>> begin Supplied information

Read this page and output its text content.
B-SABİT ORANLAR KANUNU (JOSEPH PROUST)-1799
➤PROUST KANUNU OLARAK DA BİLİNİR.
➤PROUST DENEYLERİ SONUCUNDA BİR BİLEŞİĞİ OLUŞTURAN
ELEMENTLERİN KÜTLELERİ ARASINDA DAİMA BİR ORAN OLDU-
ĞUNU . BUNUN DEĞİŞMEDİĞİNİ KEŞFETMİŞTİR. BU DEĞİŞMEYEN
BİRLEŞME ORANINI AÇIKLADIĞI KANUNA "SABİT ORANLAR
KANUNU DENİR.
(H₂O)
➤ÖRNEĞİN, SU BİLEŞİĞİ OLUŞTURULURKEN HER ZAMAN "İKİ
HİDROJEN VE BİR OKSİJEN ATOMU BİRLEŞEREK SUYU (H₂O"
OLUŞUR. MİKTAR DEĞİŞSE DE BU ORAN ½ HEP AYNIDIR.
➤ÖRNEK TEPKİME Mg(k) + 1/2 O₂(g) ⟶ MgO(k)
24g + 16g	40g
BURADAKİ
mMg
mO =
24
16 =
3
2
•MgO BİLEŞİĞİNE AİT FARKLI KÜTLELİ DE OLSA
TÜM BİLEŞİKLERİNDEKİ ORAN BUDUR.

>> end Supplied information
>> begin Supplied information

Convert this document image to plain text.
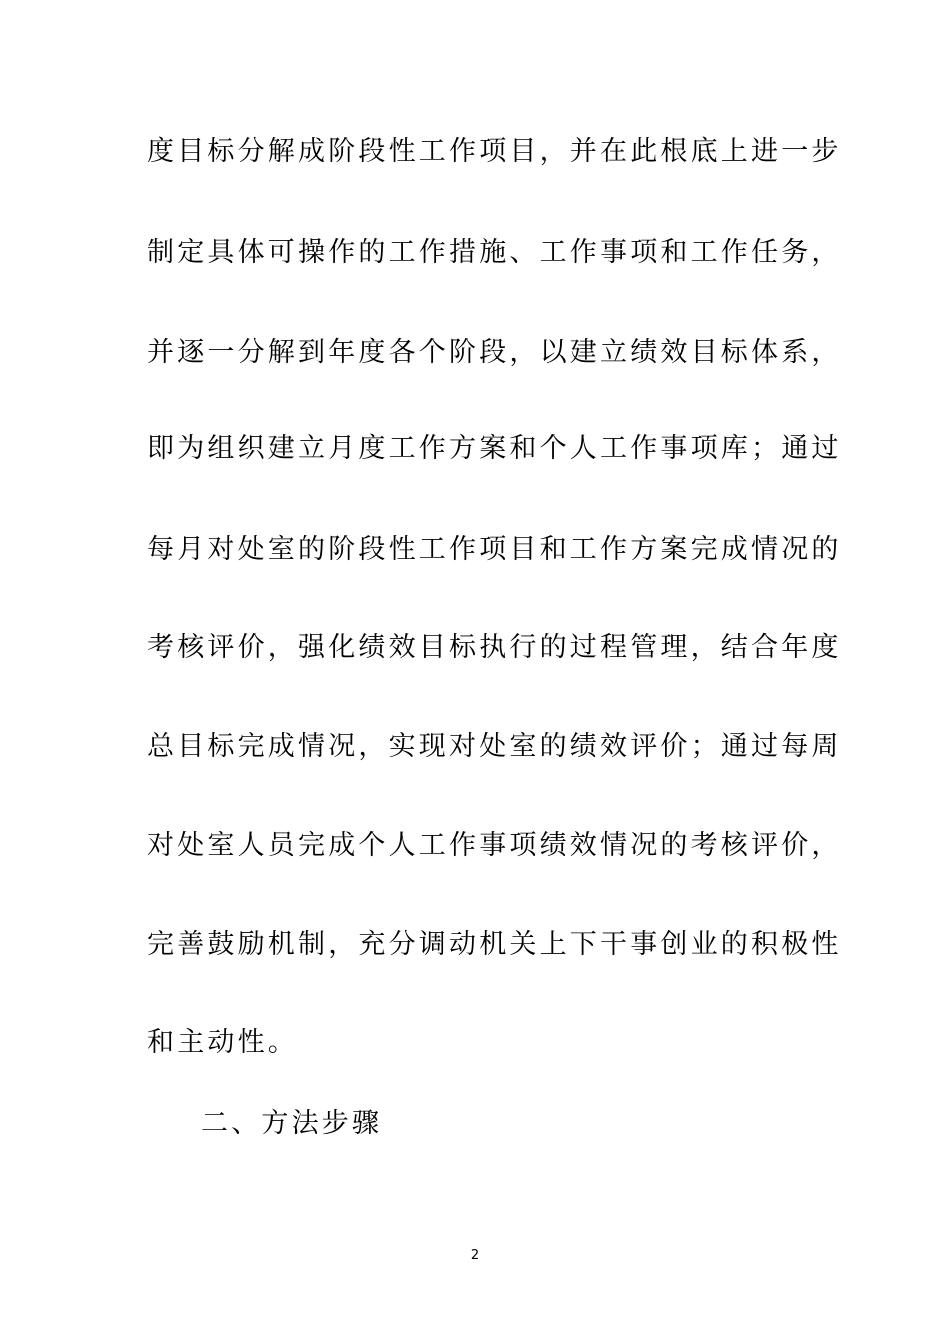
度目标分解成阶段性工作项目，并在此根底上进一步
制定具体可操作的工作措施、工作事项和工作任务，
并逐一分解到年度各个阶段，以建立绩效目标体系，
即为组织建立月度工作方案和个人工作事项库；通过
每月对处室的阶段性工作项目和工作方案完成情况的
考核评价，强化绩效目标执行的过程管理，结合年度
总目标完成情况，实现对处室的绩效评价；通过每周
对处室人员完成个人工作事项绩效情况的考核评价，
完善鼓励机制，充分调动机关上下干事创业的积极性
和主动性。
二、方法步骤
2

>> end Supplied information

● **Work to do**:
Pick out each line in the material containing "SABİT".

● **Task answer**:
B-SABİT ORANLAR KANUNU (JOSEPH PROUST)-1799
BİRLEŞME ORANINI AÇIKLADIĞI KANUNA "SABİT ORANLAR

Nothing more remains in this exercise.